Work to be completed: Pick out each line below containing "icon".

Material provided:
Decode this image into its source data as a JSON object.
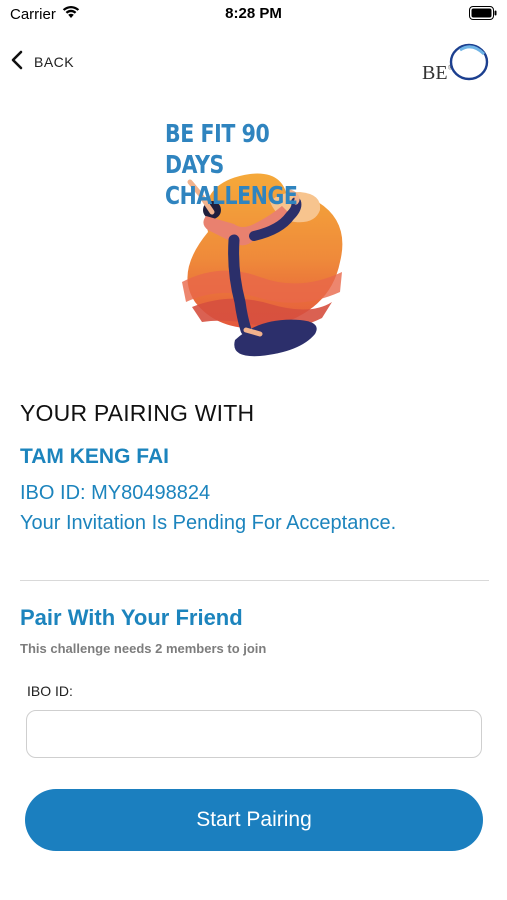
{
  "status_bar": {
    "carrier": "Carrier",
    "time": "8:28 PM",
    "wifi_icon": "wifi-icon",
    "battery_icon": "battery-icon"
  },
  "nav": {
    "back_label": "BACK",
    "back_icon": "chevron-left-icon",
    "brand_logo_text": "BE"
  },
  "hero": {
    "title_line1": "BE FIT 90 DAYS",
    "title_line2": "CHALLENGE"
  },
  "pairing": {
    "heading": "YOUR PAIRING WITH",
    "partner_name": "TAM KENG FAI",
    "partner_ibo": "IBO ID: MY80498824",
    "status": "Your Invitation Is Pending For Acceptance."
  },
  "pair_friend": {
    "title": "Pair With Your Friend",
    "subtitle": "This challenge needs 2 members to join",
    "ibo_label": "IBO ID:",
    "ibo_value": "",
    "button_label": "Start Pairing"
  },
  "colors": {
    "accent": "#1c84bd",
    "button": "#1b7fbf",
    "hero_title": "#2f84bf"
  }
}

Response to the exercise:
    "wifi_icon": "wifi-icon",
    "battery_icon": "battery-icon"
    "back_icon": "chevron-left-icon",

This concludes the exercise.